**** SUPPLIED DATA ****

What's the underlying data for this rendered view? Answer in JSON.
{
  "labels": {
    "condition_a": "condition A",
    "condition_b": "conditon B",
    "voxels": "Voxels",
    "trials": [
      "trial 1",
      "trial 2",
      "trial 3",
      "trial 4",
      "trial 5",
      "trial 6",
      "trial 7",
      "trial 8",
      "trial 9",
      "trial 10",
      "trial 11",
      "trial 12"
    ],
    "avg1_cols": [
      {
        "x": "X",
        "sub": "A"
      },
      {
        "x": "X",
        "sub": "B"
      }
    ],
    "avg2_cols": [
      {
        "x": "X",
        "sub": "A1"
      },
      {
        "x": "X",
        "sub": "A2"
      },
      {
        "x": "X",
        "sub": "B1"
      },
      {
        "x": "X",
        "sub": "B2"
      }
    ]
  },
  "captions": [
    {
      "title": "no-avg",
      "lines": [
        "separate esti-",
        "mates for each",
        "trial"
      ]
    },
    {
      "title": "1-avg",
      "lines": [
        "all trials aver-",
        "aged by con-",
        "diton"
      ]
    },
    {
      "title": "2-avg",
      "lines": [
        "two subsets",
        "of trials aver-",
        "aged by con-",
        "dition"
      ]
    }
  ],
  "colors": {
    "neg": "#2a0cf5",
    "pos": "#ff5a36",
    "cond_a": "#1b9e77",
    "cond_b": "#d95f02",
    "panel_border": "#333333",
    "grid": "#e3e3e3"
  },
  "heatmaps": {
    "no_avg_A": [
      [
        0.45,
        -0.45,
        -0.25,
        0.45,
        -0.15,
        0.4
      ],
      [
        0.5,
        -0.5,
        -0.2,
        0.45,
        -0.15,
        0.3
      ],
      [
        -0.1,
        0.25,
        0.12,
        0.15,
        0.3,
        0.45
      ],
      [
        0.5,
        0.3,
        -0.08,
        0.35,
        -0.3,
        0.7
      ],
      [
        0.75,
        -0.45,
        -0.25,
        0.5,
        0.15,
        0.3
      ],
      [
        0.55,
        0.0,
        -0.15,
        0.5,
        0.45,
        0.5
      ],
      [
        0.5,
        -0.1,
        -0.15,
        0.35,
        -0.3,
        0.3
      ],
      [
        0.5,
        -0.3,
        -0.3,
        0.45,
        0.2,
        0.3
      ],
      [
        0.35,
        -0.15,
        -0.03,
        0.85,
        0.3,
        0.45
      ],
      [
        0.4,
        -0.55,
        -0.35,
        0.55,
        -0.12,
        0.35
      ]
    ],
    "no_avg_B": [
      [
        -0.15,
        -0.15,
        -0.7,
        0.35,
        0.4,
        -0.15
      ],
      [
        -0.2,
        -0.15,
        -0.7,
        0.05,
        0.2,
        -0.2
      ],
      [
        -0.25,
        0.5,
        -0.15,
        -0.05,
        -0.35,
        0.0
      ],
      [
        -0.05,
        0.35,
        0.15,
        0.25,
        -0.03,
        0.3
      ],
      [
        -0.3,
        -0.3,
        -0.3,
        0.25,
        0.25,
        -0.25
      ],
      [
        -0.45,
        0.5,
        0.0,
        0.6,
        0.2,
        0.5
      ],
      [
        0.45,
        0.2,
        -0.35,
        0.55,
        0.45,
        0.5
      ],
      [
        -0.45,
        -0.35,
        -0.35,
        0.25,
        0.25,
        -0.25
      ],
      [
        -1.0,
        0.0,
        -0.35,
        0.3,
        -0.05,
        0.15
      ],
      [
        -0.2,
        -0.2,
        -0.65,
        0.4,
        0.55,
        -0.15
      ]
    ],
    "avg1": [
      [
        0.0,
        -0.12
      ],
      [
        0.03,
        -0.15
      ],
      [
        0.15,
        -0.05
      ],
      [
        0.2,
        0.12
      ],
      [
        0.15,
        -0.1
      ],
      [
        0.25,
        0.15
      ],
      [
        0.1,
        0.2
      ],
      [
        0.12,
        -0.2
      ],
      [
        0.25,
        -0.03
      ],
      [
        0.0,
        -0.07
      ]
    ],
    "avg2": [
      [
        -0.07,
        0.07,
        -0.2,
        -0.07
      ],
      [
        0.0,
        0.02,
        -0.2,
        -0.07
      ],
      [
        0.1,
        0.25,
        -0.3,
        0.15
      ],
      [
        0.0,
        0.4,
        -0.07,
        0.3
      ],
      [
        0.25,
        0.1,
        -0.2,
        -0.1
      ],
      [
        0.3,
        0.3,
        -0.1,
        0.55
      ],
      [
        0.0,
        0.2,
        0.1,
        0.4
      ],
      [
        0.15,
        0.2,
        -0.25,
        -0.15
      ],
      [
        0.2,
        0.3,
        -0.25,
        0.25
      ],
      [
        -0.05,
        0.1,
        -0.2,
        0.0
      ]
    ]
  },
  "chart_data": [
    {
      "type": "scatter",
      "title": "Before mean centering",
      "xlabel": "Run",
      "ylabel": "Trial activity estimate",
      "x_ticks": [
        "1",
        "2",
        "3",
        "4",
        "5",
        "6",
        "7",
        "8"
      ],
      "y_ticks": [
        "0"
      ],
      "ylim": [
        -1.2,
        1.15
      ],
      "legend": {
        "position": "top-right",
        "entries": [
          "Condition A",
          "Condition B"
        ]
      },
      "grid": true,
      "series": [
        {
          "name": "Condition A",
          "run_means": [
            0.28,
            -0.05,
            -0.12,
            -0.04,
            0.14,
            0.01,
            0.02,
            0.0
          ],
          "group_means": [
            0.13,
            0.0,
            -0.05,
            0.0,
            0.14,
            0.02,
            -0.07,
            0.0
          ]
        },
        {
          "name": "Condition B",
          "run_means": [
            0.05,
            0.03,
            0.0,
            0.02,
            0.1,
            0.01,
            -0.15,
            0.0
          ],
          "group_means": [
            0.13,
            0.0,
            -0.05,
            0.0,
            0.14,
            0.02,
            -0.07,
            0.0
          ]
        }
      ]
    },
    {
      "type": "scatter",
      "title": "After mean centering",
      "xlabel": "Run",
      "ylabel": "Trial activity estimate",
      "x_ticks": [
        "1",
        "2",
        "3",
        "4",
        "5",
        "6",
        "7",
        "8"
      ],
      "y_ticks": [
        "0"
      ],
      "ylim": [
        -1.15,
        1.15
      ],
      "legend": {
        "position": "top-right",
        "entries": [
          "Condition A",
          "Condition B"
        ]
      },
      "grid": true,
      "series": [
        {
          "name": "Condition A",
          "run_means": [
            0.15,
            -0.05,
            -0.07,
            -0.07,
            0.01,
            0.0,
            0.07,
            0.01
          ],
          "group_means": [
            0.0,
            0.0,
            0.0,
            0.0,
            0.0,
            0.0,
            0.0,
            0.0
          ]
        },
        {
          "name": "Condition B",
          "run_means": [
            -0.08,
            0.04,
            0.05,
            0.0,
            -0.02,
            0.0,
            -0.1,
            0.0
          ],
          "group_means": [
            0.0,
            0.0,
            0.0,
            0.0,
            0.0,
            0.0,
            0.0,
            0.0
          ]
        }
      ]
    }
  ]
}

****

▶ REQUIRED TASK
Reproduce every line above without error.

▶ TASK RESULT
What's the underlying data for this rendered view? Answer in JSON.
{
  "labels": {
    "condition_a": "condition A",
    "condition_b": "conditon B",
    "voxels": "Voxels",
    "trials": [
      "trial 1",
      "trial 2",
      "trial 3",
      "trial 4",
      "trial 5",
      "trial 6",
      "trial 7",
      "trial 8",
      "trial 9",
      "trial 10",
      "trial 11",
      "trial 12"
    ],
    "avg1_cols": [
      {
        "x": "X",
        "sub": "A"
      },
      {
        "x": "X",
        "sub": "B"
      }
    ],
    "avg2_cols": [
      {
        "x": "X",
        "sub": "A1"
      },
      {
        "x": "X",
        "sub": "A2"
      },
      {
        "x": "X",
        "sub": "B1"
      },
      {
        "x": "X",
        "sub": "B2"
      }
    ]
  },
  "captions": [
    {
      "title": "no-avg",
      "lines": [
        "separate esti-",
        "mates for each",
        "trial"
      ]
    },
    {
      "title": "1-avg",
      "lines": [
        "all trials aver-",
        "aged by con-",
        "diton"
      ]
    },
    {
      "title": "2-avg",
      "lines": [
        "two subsets",
        "of trials aver-",
        "aged by con-",
        "dition"
      ]
    }
  ],
  "colors": {
    "neg": "#2a0cf5",
    "pos": "#ff5a36",
    "cond_a": "#1b9e77",
    "cond_b": "#d95f02",
    "panel_border": "#333333",
    "grid": "#e3e3e3"
  },
  "heatmaps": {
    "no_avg_A": [
      [
        0.45,
        -0.45,
        -0.25,
        0.45,
        -0.15,
        0.4
      ],
      [
        0.5,
        -0.5,
        -0.2,
        0.45,
        -0.15,
        0.3
      ],
      [
        -0.1,
        0.25,
        0.12,
        0.15,
        0.3,
        0.45
      ],
      [
        0.5,
        0.3,
        -0.08,
        0.35,
        -0.3,
        0.7
      ],
      [
        0.75,
        -0.45,
        -0.25,
        0.5,
        0.15,
        0.3
      ],
      [
        0.55,
        0.0,
        -0.15,
        0.5,
        0.45,
        0.5
      ],
      [
        0.5,
        -0.1,
        -0.15,
        0.35,
        -0.3,
        0.3
      ],
      [
        0.5,
        -0.3,
        -0.3,
        0.45,
        0.2,
        0.3
      ],
      [
        0.35,
        -0.15,
        -0.03,
        0.85,
        0.3,
        0.45
      ],
      [
        0.4,
        -0.55,
        -0.35,
        0.55,
        -0.12,
        0.35
      ]
    ],
    "no_avg_B": [
      [
        -0.15,
        -0.15,
        -0.7,
        0.35,
        0.4,
        -0.15
      ],
      [
        -0.2,
        -0.15,
        -0.7,
        0.05,
        0.2,
        -0.2
      ],
      [
        -0.25,
        0.5,
        -0.15,
        -0.05,
        -0.35,
        0.0
      ],
      [
        -0.05,
        0.35,
        0.15,
        0.25,
        -0.03,
        0.3
      ],
      [
        -0.3,
        -0.3,
        -0.3,
        0.25,
        0.25,
        -0.25
      ],
      [
        -0.45,
        0.5,
        0.0,
        0.6,
        0.2,
        0.5
      ],
      [
        0.45,
        0.2,
        -0.35,
        0.55,
        0.45,
        0.5
      ],
      [
        -0.45,
        -0.35,
        -0.35,
        0.25,
        0.25,
        -0.25
      ],
      [
        -1.0,
        0.0,
        -0.35,
        0.3,
        -0.05,
        0.15
      ],
      [
        -0.2,
        -0.2,
        -0.65,
        0.4,
        0.55,
        -0.15
      ]
    ],
    "avg1": [
      [
        0.0,
        -0.12
      ],
      [
        0.03,
        -0.15
      ],
      [
        0.15,
        -0.05
      ],
      [
        0.2,
        0.12
      ],
      [
        0.15,
        -0.1
      ],
      [
        0.25,
        0.15
      ],
      [
        0.1,
        0.2
      ],
      [
        0.12,
        -0.2
      ],
      [
        0.25,
        -0.03
      ],
      [
        0.0,
        -0.07
      ]
    ],
    "avg2": [
      [
        -0.07,
        0.07,
        -0.2,
        -0.07
      ],
      [
        0.0,
        0.02,
        -0.2,
        -0.07
      ],
      [
        0.1,
        0.25,
        -0.3,
        0.15
      ],
      [
        0.0,
        0.4,
        -0.07,
        0.3
      ],
      [
        0.25,
        0.1,
        -0.2,
        -0.1
      ],
      [
        0.3,
        0.3,
        -0.1,
        0.55
      ],
      [
        0.0,
        0.2,
        0.1,
        0.4
      ],
      [
        0.15,
        0.2,
        -0.25,
        -0.15
      ],
      [
        0.2,
        0.3,
        -0.25,
        0.25
      ],
      [
        -0.05,
        0.1,
        -0.2,
        0.0
      ]
    ]
  },
  "chart_data": [
    {
      "type": "scatter",
      "title": "Before mean centering",
      "xlabel": "Run",
      "ylabel": "Trial activity estimate",
      "x_ticks": [
        "1",
        "2",
        "3",
        "4",
        "5",
        "6",
        "7",
        "8"
      ],
      "y_ticks": [
        "0"
      ],
      "ylim": [
        -1.2,
        1.15
      ],
      "legend": {
        "position": "top-right",
        "entries": [
          "Condition A",
          "Condition B"
        ]
      },
      "grid": true,
      "series": [
        {
          "name": "Condition A",
          "run_means": [
            0.28,
            -0.05,
            -0.12,
            -0.04,
            0.14,
            0.01,
            0.02,
            0.0
          ],
          "group_means": [
            0.13,
            0.0,
            -0.05,
            0.0,
            0.14,
            0.02,
            -0.07,
            0.0
          ]
        },
        {
          "name": "Condition B",
          "run_means": [
            0.05,
            0.03,
            0.0,
            0.02,
            0.1,
            0.01,
            -0.15,
            0.0
          ],
          "group_means": [
            0.13,
            0.0,
            -0.05,
            0.0,
            0.14,
            0.02,
            -0.07,
            0.0
          ]
        }
      ]
    },
    {
      "type": "scatter",
      "title": "After mean centering",
      "xlabel": "Run",
      "ylabel": "Trial activity estimate",
      "x_ticks": [
        "1",
        "2",
        "3",
        "4",
        "5",
        "6",
        "7",
        "8"
      ],
      "y_ticks": [
        "0"
      ],
      "ylim": [
        -1.15,
        1.15
      ],
      "legend": {
        "position": "top-right",
        "entries": [
          "Condition A",
          "Condition B"
        ]
      },
      "grid": true,
      "series": [
        {
          "name": "Condition A",
          "run_means": [
            0.15,
            -0.05,
            -0.07,
            -0.07,
            0.01,
            0.0,
            0.07,
            0.01
          ],
          "group_means": [
            0.0,
            0.0,
            0.0,
            0.0,
            0.0,
            0.0,
            0.0,
            0.0
          ]
        },
        {
          "name": "Condition B",
          "run_means": [
            -0.08,
            0.04,
            0.05,
            0.0,
            -0.02,
            0.0,
            -0.1,
            0.0
          ],
          "group_means": [
            0.0,
            0.0,
            0.0,
            0.0,
            0.0,
            0.0,
            0.0,
            0.0
          ]
        }
      ]
    }
  ]
}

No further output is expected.